EXERCISE PROMPT ->
Extract every line that includes the string "highlights".

--- begin ---

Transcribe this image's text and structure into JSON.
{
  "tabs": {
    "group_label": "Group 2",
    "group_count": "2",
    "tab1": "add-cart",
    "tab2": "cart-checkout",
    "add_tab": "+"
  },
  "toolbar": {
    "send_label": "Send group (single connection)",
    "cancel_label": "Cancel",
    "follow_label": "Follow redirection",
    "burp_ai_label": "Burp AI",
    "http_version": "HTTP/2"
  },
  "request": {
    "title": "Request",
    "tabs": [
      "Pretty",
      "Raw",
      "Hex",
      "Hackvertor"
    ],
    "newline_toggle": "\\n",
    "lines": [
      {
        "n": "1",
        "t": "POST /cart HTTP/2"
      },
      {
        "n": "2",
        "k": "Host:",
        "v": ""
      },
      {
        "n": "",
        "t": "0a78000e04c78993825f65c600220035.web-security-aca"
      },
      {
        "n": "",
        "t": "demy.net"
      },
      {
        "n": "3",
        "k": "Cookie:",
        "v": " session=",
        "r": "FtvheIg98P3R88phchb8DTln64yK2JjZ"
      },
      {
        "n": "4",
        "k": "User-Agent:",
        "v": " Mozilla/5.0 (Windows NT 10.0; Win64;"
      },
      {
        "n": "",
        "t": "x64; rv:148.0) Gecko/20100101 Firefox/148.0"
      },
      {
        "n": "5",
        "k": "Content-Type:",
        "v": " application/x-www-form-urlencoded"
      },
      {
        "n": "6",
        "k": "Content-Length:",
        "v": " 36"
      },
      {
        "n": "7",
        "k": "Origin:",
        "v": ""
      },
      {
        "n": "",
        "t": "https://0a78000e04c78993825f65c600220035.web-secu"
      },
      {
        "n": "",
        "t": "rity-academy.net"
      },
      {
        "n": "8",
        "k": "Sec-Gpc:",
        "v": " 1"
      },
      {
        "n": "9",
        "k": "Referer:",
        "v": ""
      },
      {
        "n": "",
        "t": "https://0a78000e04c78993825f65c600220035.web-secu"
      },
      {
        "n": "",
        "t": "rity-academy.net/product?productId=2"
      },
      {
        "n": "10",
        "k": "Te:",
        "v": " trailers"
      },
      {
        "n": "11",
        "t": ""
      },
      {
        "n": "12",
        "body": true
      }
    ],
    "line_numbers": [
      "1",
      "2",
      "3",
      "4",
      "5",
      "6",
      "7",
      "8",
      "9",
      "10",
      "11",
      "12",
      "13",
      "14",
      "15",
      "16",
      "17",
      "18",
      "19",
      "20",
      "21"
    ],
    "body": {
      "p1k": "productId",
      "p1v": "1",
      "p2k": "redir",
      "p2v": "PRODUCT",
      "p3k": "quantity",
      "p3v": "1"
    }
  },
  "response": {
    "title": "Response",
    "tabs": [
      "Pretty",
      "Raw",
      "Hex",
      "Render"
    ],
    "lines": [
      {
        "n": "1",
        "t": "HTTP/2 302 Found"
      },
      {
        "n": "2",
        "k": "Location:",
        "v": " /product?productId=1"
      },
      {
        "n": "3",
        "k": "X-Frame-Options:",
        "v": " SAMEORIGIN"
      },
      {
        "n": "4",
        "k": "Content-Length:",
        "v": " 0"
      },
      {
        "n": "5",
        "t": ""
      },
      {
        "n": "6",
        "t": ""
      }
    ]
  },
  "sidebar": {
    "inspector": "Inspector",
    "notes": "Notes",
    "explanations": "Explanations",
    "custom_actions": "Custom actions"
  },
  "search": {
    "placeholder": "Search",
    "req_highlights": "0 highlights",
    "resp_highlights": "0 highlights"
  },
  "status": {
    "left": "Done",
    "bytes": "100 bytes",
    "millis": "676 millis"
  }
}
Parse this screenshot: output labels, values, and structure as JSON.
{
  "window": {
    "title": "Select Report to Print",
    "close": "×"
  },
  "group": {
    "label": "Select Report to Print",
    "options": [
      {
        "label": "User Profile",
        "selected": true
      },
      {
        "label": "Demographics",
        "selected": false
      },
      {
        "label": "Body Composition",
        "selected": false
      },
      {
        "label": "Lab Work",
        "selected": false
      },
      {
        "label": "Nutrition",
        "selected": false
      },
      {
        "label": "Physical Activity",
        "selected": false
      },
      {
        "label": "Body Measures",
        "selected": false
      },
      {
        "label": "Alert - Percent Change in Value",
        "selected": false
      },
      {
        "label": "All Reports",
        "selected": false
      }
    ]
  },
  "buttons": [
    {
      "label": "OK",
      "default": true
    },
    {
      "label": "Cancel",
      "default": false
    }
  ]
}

--- end ---

EXPECTED OUTPUT ->
    "req_highlights": "0 highlights",
    "resp_highlights": "0 highlights"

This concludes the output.